SET EXERCISE | Exactly reproduce all the records, keeping pictures out of the copy.

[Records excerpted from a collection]
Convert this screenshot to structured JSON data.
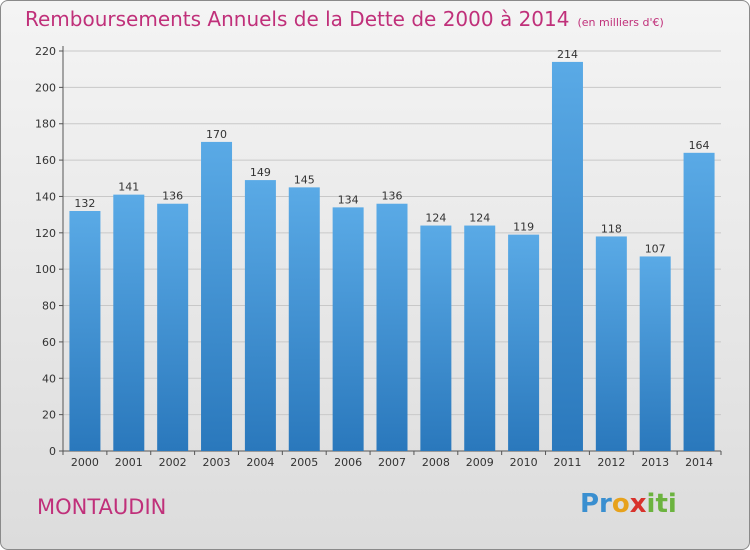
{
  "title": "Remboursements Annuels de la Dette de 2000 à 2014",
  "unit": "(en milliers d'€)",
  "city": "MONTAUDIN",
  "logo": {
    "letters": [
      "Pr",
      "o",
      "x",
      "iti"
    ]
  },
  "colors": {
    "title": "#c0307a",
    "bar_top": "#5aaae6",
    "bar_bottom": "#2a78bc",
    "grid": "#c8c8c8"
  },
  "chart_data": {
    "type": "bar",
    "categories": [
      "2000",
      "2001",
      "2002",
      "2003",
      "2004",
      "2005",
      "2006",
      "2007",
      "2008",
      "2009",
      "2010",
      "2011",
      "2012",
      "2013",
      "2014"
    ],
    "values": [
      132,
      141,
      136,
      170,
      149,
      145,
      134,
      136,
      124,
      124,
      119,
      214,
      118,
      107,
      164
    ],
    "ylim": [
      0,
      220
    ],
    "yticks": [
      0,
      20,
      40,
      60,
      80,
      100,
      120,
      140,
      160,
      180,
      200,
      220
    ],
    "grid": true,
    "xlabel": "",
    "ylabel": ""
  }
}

PROBLEM SOLUTION |
Convert this screenshot to structured JSON data.
{
  "title": "Remboursements Annuels de la Dette de 2000 à 2014",
  "unit": "(en milliers d'€)",
  "city": "MONTAUDIN",
  "logo": {
    "letters": [
      "Pr",
      "o",
      "x",
      "iti"
    ]
  },
  "colors": {
    "title": "#c0307a",
    "bar_top": "#5aaae6",
    "bar_bottom": "#2a78bc",
    "grid": "#c8c8c8"
  },
  "chart_data": {
    "type": "bar",
    "categories": [
      "2000",
      "2001",
      "2002",
      "2003",
      "2004",
      "2005",
      "2006",
      "2007",
      "2008",
      "2009",
      "2010",
      "2011",
      "2012",
      "2013",
      "2014"
    ],
    "values": [
      132,
      141,
      136,
      170,
      149,
      145,
      134,
      136,
      124,
      124,
      119,
      214,
      118,
      107,
      164
    ],
    "ylim": [
      0,
      220
    ],
    "yticks": [
      0,
      20,
      40,
      60,
      80,
      100,
      120,
      140,
      160,
      180,
      200,
      220
    ],
    "grid": true,
    "xlabel": "",
    "ylabel": ""
  }
}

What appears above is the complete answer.